## START The data

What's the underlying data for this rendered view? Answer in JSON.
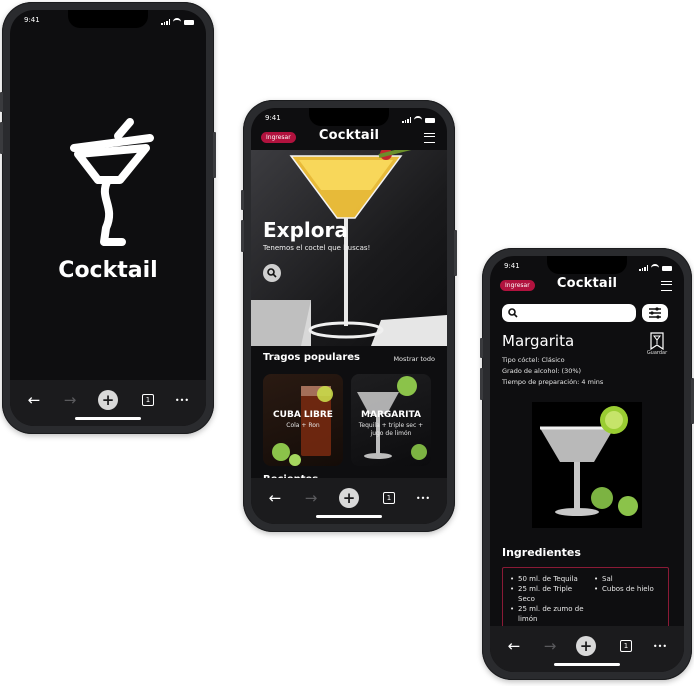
{
  "status": {
    "time": "9:41"
  },
  "splash": {
    "brand": "Cocktail"
  },
  "explore": {
    "ingresar": "Ingresar",
    "brand": "Cocktail",
    "hero_title": "Explora",
    "hero_subtitle": "Tenemos el coctel que buscas!",
    "section_title": "Tragos populares",
    "show_all": "Mostrar todo",
    "cards": [
      {
        "title": "CUBA LIBRE",
        "sub": "Cola + Ron"
      },
      {
        "title": "MARGARITA",
        "sub": "Tequila + triple sec + jugo de limón"
      }
    ],
    "recent_title": "Recientes"
  },
  "detail": {
    "ingresar": "Ingresar",
    "brand": "Cocktail",
    "drink_name": "Margarita",
    "save_label": "Guardar",
    "tipo": "Tipo cóctel: Clásico",
    "grado": "Grado de alcohol: (30%)",
    "tiempo": "Tiempo de preparación:  4 mins",
    "ingredients_title": "Ingredientes",
    "ingredients_left": [
      "50 ml. de Tequila",
      "25 ml. de Triple Seco",
      "25 ml. de zumo de limón"
    ],
    "ingredients_right": [
      "Sal",
      "Cubos de hielo"
    ]
  },
  "nav": {
    "back": "←",
    "forward": "→",
    "plus": "+",
    "tabs": "1",
    "more": "•••"
  },
  "colors": {
    "accent": "#b1123e",
    "screen": "#0e0e10",
    "nav": "#1b1b1d"
  }
}
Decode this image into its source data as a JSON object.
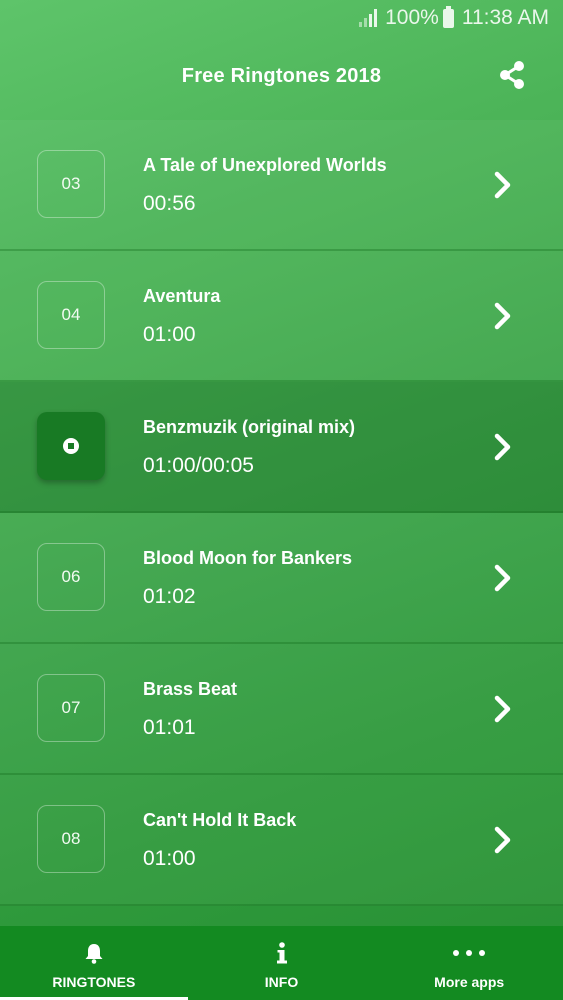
{
  "status_bar": {
    "battery": "100%",
    "time": "11:38 AM",
    "icons": [
      "signal-icon",
      "battery-icon"
    ]
  },
  "header": {
    "title": "Free Ringtones 2018",
    "share_icon": "share-icon"
  },
  "ringtones": [
    {
      "number": "03",
      "title": "A Tale of Unexplored Worlds",
      "duration": "00:56",
      "playing": false
    },
    {
      "number": "04",
      "title": "Aventura",
      "duration": "01:00",
      "playing": false
    },
    {
      "number": "",
      "title": "Benzmuzik (original mix)",
      "duration": "01:00/00:05",
      "playing": true
    },
    {
      "number": "06",
      "title": "Blood Moon for Bankers",
      "duration": "01:02",
      "playing": false
    },
    {
      "number": "07",
      "title": "Brass Beat",
      "duration": "01:01",
      "playing": false
    },
    {
      "number": "08",
      "title": "Can't Hold It Back",
      "duration": "01:00",
      "playing": false
    }
  ],
  "tabs": [
    {
      "label": "RINGTONES",
      "icon": "bell-icon",
      "selected": true
    },
    {
      "label": "INFO",
      "icon": "info-icon",
      "selected": false
    },
    {
      "label": "More apps",
      "icon": "more-dots-icon",
      "selected": false
    }
  ],
  "colors": {
    "background_top": "#5ec46a",
    "background_bottom": "#278f33",
    "tabbar": "#138a21",
    "active_badge": "#187a24"
  }
}
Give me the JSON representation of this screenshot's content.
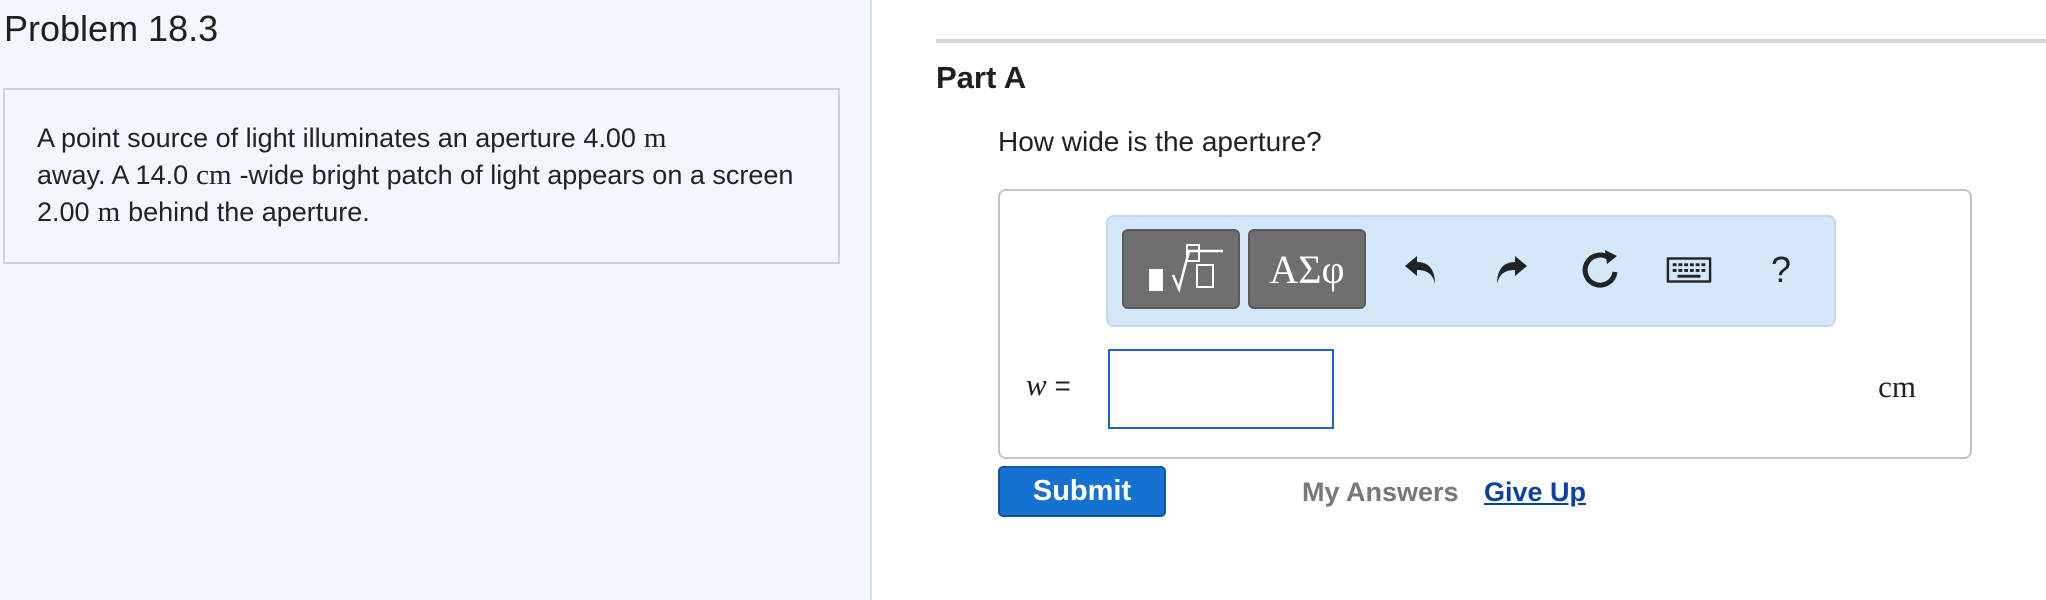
{
  "problem": {
    "title": "Problem 18.3",
    "text_parts": [
      "A point source of light illuminates an aperture 4.00",
      "m",
      "away. A 14.0",
      "cm",
      "-wide bright patch of light appears on a screen 2.00",
      "m",
      "behind the aperture."
    ]
  },
  "part": {
    "title": "Part A",
    "question": "How wide is the aperture?",
    "toolbar": {
      "templates_icon": "templates-sqrt-icon",
      "greek_label": "ΑΣφ",
      "undo_icon": "undo-icon",
      "redo_icon": "redo-icon",
      "reset_icon": "reset-icon",
      "keyboard_icon": "keyboard-icon",
      "help_label": "?"
    },
    "variable": "w",
    "equals": "=",
    "answer_value": "",
    "unit": "cm",
    "submit_label": "Submit",
    "my_answers_label": "My Answers",
    "give_up_label": "Give Up"
  },
  "colors": {
    "left_pane_bg": "#f2f7fd",
    "toolbar_bg": "#d5e8fb",
    "submit_bg": "#1771d0",
    "link": "#0a3fa6",
    "input_border": "#1a66c9"
  }
}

## END The data

# Aim of the exercise:
Return from the data every line that holds "aperture".

# In response:
      "A point source of light illuminates an aperture 4.00",
      "behind the aperture."
    "question": "How wide is the aperture?",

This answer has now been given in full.